▸ Records:
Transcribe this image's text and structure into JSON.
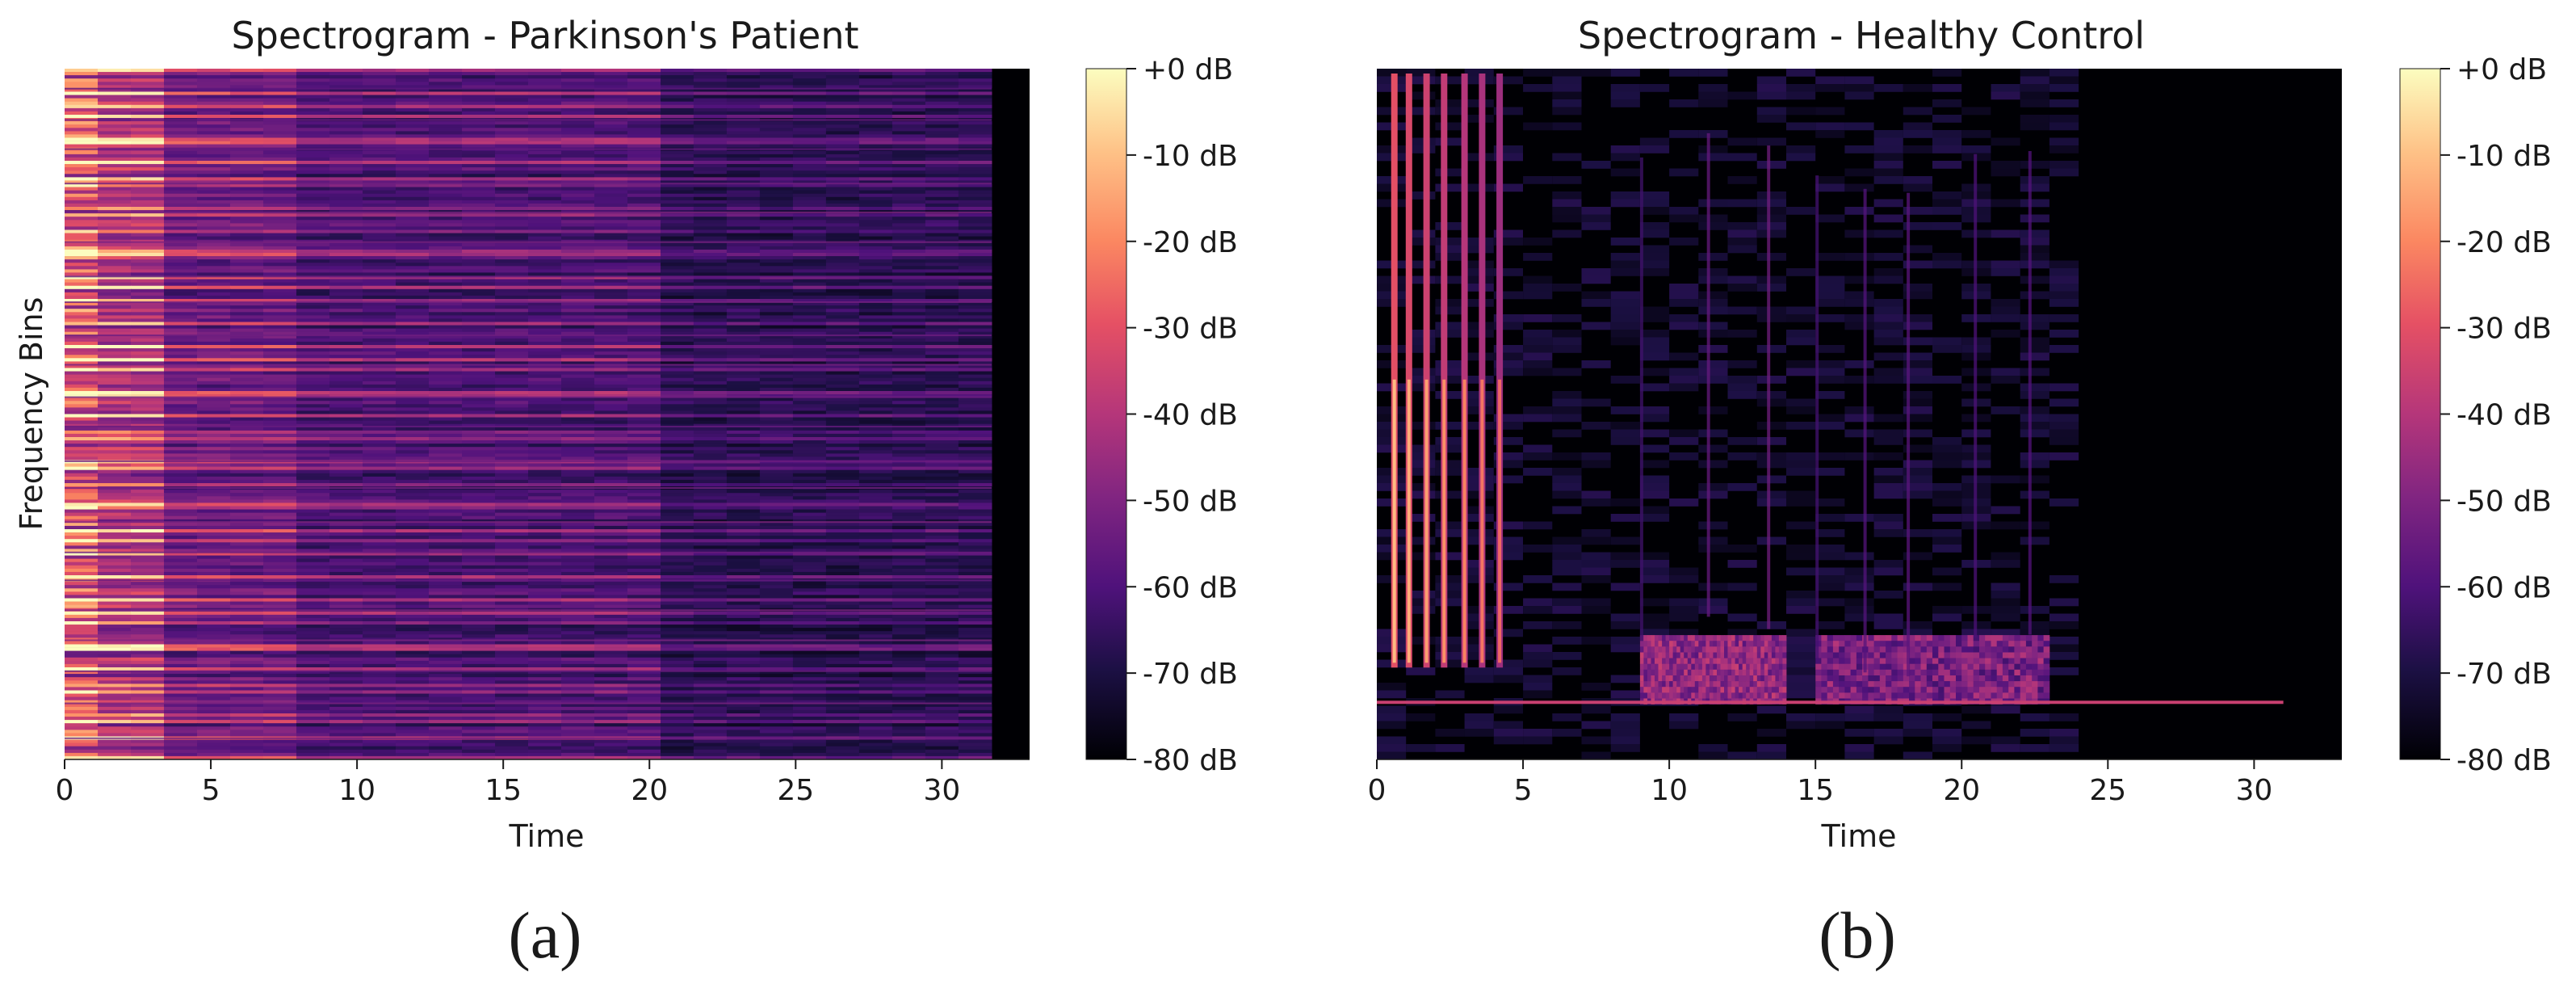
{
  "chart_data": [
    {
      "type": "heatmap",
      "title": "Spectrogram - Parkinson's Patient",
      "caption": "(a)",
      "xlabel": "Time",
      "ylabel": "Frequency Bins",
      "xlim": [
        0,
        33
      ],
      "xticks": [
        0,
        5,
        10,
        15,
        20,
        25,
        30
      ],
      "yticks": [],
      "signal_end_time": 31.7,
      "colormap": "magma",
      "colorbar": {
        "range_db": [
          -80,
          0
        ],
        "ticks": [
          "+0 dB",
          "-10 dB",
          "-20 dB",
          "-30 dB",
          "-40 dB",
          "-50 dB",
          "-60 dB",
          "-70 dB",
          "-80 dB"
        ]
      },
      "pattern": "dense horizontal harmonic bands across all frequencies, brightest in first ~3 s, fading after ~20 s, silent after ~31.7 s"
    },
    {
      "type": "heatmap",
      "title": "Spectrogram - Healthy Control",
      "caption": "(b)",
      "xlabel": "Time",
      "ylabel": "",
      "xlim": [
        0,
        33
      ],
      "xticks": [
        0,
        5,
        10,
        15,
        20,
        25,
        30
      ],
      "yticks": [],
      "bright_pulse_times": [
        0.6,
        1.1,
        1.7,
        2.3,
        3.0,
        3.6,
        4.2
      ],
      "low_band_energy_regions": [
        [
          9,
          14
        ],
        [
          15,
          23
        ]
      ],
      "colormap": "magma",
      "colorbar": {
        "range_db": [
          -80,
          0
        ],
        "ticks": [
          "+0 dB",
          "-10 dB",
          "-20 dB",
          "-30 dB",
          "-40 dB",
          "-50 dB",
          "-60 dB",
          "-70 dB",
          "-80 dB"
        ]
      },
      "pattern": "vertical pulse streaks in first ~4.5 s, scattered energy 5-23 s concentrated near low frequencies, mostly silent after ~24 s"
    }
  ]
}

▸ Written exercise:
Repeat the data exactly, excluding the pictures.

▸ Answer to the exercise:
Transcribe this image's text and structure into JSON.
{
  "chart_data": [
    {
      "type": "heatmap",
      "title": "Spectrogram - Parkinson's Patient",
      "caption": "(a)",
      "xlabel": "Time",
      "ylabel": "Frequency Bins",
      "xlim": [
        0,
        33
      ],
      "xticks": [
        0,
        5,
        10,
        15,
        20,
        25,
        30
      ],
      "yticks": [],
      "signal_end_time": 31.7,
      "colormap": "magma",
      "colorbar": {
        "range_db": [
          -80,
          0
        ],
        "ticks": [
          "+0 dB",
          "-10 dB",
          "-20 dB",
          "-30 dB",
          "-40 dB",
          "-50 dB",
          "-60 dB",
          "-70 dB",
          "-80 dB"
        ]
      },
      "pattern": "dense horizontal harmonic bands across all frequencies, brightest in first ~3 s, fading after ~20 s, silent after ~31.7 s"
    },
    {
      "type": "heatmap",
      "title": "Spectrogram - Healthy Control",
      "caption": "(b)",
      "xlabel": "Time",
      "ylabel": "",
      "xlim": [
        0,
        33
      ],
      "xticks": [
        0,
        5,
        10,
        15,
        20,
        25,
        30
      ],
      "yticks": [],
      "bright_pulse_times": [
        0.6,
        1.1,
        1.7,
        2.3,
        3.0,
        3.6,
        4.2
      ],
      "low_band_energy_regions": [
        [
          9,
          14
        ],
        [
          15,
          23
        ]
      ],
      "colormap": "magma",
      "colorbar": {
        "range_db": [
          -80,
          0
        ],
        "ticks": [
          "+0 dB",
          "-10 dB",
          "-20 dB",
          "-30 dB",
          "-40 dB",
          "-50 dB",
          "-60 dB",
          "-70 dB",
          "-80 dB"
        ]
      },
      "pattern": "vertical pulse streaks in first ~4.5 s, scattered energy 5-23 s concentrated near low frequencies, mostly silent after ~24 s"
    }
  ]
}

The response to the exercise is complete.